The task: Each entry has to be copied exactly, with nothing missed.

Source material:
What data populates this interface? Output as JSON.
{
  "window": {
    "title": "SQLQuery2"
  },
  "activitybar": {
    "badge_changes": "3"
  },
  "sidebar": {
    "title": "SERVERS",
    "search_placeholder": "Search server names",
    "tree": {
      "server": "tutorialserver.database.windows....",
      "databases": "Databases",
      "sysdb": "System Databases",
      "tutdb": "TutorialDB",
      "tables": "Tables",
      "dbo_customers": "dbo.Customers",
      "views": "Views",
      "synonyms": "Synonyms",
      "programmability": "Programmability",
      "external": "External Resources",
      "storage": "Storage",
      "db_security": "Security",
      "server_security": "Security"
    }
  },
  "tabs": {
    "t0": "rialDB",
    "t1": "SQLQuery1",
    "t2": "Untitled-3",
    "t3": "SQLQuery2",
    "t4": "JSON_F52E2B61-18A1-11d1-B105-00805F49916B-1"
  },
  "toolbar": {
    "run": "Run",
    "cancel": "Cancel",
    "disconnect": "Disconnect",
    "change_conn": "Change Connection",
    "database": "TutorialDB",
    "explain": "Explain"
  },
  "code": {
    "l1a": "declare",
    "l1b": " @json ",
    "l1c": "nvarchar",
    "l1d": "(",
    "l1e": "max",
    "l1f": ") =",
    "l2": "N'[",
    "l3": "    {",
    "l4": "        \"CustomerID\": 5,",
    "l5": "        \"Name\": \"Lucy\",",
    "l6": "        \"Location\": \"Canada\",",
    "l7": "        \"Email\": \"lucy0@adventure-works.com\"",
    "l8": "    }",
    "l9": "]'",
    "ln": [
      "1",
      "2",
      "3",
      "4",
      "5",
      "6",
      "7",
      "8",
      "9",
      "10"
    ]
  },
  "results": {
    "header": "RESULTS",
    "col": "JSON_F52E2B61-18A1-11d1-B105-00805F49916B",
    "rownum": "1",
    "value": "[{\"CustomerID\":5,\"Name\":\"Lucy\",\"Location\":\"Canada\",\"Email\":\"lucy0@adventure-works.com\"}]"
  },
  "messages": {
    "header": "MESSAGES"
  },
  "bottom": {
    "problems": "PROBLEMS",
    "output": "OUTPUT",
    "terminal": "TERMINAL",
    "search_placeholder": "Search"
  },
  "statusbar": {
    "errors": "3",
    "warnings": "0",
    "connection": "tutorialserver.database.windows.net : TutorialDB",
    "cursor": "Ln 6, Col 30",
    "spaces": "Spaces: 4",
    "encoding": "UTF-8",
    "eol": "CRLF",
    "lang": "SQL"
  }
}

Reply to the task:
What data populates this interface? Output as JSON.
{
  "window": {
    "title": "SQLQuery2"
  },
  "activitybar": {
    "badge_changes": "3"
  },
  "sidebar": {
    "title": "SERVERS",
    "search_placeholder": "Search server names",
    "tree": {
      "server": "tutorialserver.database.windows....",
      "databases": "Databases",
      "sysdb": "System Databases",
      "tutdb": "TutorialDB",
      "tables": "Tables",
      "dbo_customers": "dbo.Customers",
      "views": "Views",
      "synonyms": "Synonyms",
      "programmability": "Programmability",
      "external": "External Resources",
      "storage": "Storage",
      "db_security": "Security",
      "server_security": "Security"
    }
  },
  "tabs": {
    "t0": "rialDB",
    "t1": "SQLQuery1",
    "t2": "Untitled-3",
    "t3": "SQLQuery2",
    "t4": "JSON_F52E2B61-18A1-11d1-B105-00805F49916B-1"
  },
  "toolbar": {
    "run": "Run",
    "cancel": "Cancel",
    "disconnect": "Disconnect",
    "change_conn": "Change Connection",
    "database": "TutorialDB",
    "explain": "Explain"
  },
  "code": {
    "l1a": "declare",
    "l1b": " @json ",
    "l1c": "nvarchar",
    "l1d": "(",
    "l1e": "max",
    "l1f": ") =",
    "l2": "N'[",
    "l3": "    {",
    "l4": "        \"CustomerID\": 5,",
    "l5": "        \"Name\": \"Lucy\",",
    "l6": "        \"Location\": \"Canada\",",
    "l7": "        \"Email\": \"lucy0@adventure-works.com\"",
    "l8": "    }",
    "l9": "]'",
    "ln": [
      "1",
      "2",
      "3",
      "4",
      "5",
      "6",
      "7",
      "8",
      "9",
      "10"
    ]
  },
  "results": {
    "header": "RESULTS",
    "col": "JSON_F52E2B61-18A1-11d1-B105-00805F49916B",
    "rownum": "1",
    "value": "[{\"CustomerID\":5,\"Name\":\"Lucy\",\"Location\":\"Canada\",\"Email\":\"lucy0@adventure-works.com\"}]"
  },
  "messages": {
    "header": "MESSAGES"
  },
  "bottom": {
    "problems": "PROBLEMS",
    "output": "OUTPUT",
    "terminal": "TERMINAL",
    "search_placeholder": "Search"
  },
  "statusbar": {
    "errors": "3",
    "warnings": "0",
    "connection": "tutorialserver.database.windows.net : TutorialDB",
    "cursor": "Ln 6, Col 30",
    "spaces": "Spaces: 4",
    "encoding": "UTF-8",
    "eol": "CRLF",
    "lang": "SQL"
  }
}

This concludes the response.